### TASK GOAL
Produce an exact copy of all the data below, dropping every image.

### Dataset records
----
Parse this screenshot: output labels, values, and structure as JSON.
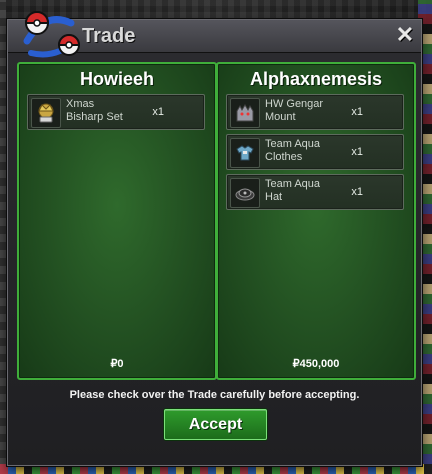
{
  "window": {
    "title": "Trade",
    "close_label": "✕"
  },
  "left": {
    "name": "Howieeh",
    "items": [
      {
        "name_line1": "Xmas",
        "name_line2": "Bisharp Set",
        "qty": "x1",
        "icon": "xmas-bisharp-set-icon"
      }
    ],
    "money": "₽0"
  },
  "right": {
    "name": "Alphaxnemesis",
    "items": [
      {
        "name_line1": "HW Gengar",
        "name_line2": "Mount",
        "qty": "x1",
        "icon": "gengar-mount-icon"
      },
      {
        "name_line1": "Team Aqua",
        "name_line2": "Clothes",
        "qty": "x1",
        "icon": "team-aqua-clothes-icon"
      },
      {
        "name_line1": "Team Aqua",
        "name_line2": "Hat",
        "qty": "x1",
        "icon": "team-aqua-hat-icon"
      }
    ],
    "money": "₽450,000"
  },
  "notice": "Please check over the Trade carefully before accepting.",
  "accept_label": "Accept",
  "colors": {
    "panel_border": "#3fae3a",
    "panel_fill": "#224f21",
    "accept": "#2f9b2c"
  }
}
----
### FULL RESPONSE
Parse this screenshot: output labels, values, and structure as JSON.
{
  "window": {
    "title": "Trade",
    "close_label": "✕"
  },
  "left": {
    "name": "Howieeh",
    "items": [
      {
        "name_line1": "Xmas",
        "name_line2": "Bisharp Set",
        "qty": "x1",
        "icon": "xmas-bisharp-set-icon"
      }
    ],
    "money": "₽0"
  },
  "right": {
    "name": "Alphaxnemesis",
    "items": [
      {
        "name_line1": "HW Gengar",
        "name_line2": "Mount",
        "qty": "x1",
        "icon": "gengar-mount-icon"
      },
      {
        "name_line1": "Team Aqua",
        "name_line2": "Clothes",
        "qty": "x1",
        "icon": "team-aqua-clothes-icon"
      },
      {
        "name_line1": "Team Aqua",
        "name_line2": "Hat",
        "qty": "x1",
        "icon": "team-aqua-hat-icon"
      }
    ],
    "money": "₽450,000"
  },
  "notice": "Please check over the Trade carefully before accepting.",
  "accept_label": "Accept",
  "colors": {
    "panel_border": "#3fae3a",
    "panel_fill": "#224f21",
    "accept": "#2f9b2c"
  }
}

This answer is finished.